[Problem]: For the listing below, give the count of lines containing the string "JSON" and nothing else.

[Dataset records]:

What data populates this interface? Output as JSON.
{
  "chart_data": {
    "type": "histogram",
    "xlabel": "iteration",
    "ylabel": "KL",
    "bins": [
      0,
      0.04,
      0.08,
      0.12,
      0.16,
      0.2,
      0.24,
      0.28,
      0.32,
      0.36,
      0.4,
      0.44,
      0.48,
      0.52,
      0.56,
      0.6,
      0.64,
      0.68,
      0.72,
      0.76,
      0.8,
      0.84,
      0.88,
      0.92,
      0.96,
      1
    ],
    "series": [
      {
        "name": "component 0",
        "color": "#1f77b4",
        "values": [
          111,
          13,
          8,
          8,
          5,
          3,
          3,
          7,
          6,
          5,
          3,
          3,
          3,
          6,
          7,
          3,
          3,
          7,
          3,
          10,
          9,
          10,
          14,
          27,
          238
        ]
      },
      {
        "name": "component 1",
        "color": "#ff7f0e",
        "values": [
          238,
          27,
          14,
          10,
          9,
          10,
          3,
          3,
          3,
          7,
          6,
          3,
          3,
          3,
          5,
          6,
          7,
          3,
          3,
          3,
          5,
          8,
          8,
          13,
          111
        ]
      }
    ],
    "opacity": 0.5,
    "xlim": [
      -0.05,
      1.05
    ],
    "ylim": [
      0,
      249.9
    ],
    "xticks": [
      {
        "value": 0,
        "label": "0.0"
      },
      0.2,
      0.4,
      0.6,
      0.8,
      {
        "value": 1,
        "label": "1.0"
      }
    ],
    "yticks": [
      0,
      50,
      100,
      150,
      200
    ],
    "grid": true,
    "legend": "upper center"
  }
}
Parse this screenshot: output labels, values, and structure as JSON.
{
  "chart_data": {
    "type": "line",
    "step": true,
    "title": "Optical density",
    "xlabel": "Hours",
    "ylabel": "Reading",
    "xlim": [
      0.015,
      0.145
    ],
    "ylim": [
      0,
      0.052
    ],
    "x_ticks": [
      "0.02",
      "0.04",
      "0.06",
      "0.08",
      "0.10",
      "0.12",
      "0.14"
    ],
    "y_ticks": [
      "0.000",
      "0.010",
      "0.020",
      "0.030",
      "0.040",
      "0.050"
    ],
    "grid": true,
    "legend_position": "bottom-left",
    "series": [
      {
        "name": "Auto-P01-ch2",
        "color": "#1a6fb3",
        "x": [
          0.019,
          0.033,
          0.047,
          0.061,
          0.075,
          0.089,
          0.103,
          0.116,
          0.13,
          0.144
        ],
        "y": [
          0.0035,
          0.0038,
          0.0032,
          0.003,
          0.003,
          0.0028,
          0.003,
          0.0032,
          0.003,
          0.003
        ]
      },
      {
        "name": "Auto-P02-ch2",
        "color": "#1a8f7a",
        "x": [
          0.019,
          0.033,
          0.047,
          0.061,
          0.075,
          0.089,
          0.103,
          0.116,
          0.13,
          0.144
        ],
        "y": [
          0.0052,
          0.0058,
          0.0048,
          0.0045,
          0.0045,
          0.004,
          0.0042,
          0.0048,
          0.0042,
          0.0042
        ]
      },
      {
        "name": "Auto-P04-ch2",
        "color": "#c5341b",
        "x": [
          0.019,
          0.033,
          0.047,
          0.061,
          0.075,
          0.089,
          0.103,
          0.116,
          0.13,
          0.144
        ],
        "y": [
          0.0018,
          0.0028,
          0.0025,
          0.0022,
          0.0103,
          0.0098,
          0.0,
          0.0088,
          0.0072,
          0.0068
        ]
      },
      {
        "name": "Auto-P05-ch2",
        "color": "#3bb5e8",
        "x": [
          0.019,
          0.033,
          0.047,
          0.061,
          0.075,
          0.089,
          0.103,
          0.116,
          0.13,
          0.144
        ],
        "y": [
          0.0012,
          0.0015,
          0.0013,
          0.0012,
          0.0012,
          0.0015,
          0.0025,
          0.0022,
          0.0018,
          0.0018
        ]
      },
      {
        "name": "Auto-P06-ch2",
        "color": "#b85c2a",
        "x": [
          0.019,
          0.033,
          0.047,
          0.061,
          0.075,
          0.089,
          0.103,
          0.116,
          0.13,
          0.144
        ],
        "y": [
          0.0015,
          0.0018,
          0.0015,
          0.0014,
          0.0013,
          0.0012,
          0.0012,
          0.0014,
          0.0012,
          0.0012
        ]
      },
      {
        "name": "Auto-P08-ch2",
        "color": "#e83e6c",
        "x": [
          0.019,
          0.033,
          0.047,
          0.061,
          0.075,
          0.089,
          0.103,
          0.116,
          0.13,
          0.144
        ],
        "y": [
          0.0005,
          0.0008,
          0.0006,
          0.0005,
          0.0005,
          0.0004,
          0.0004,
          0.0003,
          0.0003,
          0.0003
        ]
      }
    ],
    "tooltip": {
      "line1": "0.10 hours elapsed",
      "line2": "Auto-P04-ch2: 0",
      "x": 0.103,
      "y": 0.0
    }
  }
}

[Finished exercise]: 2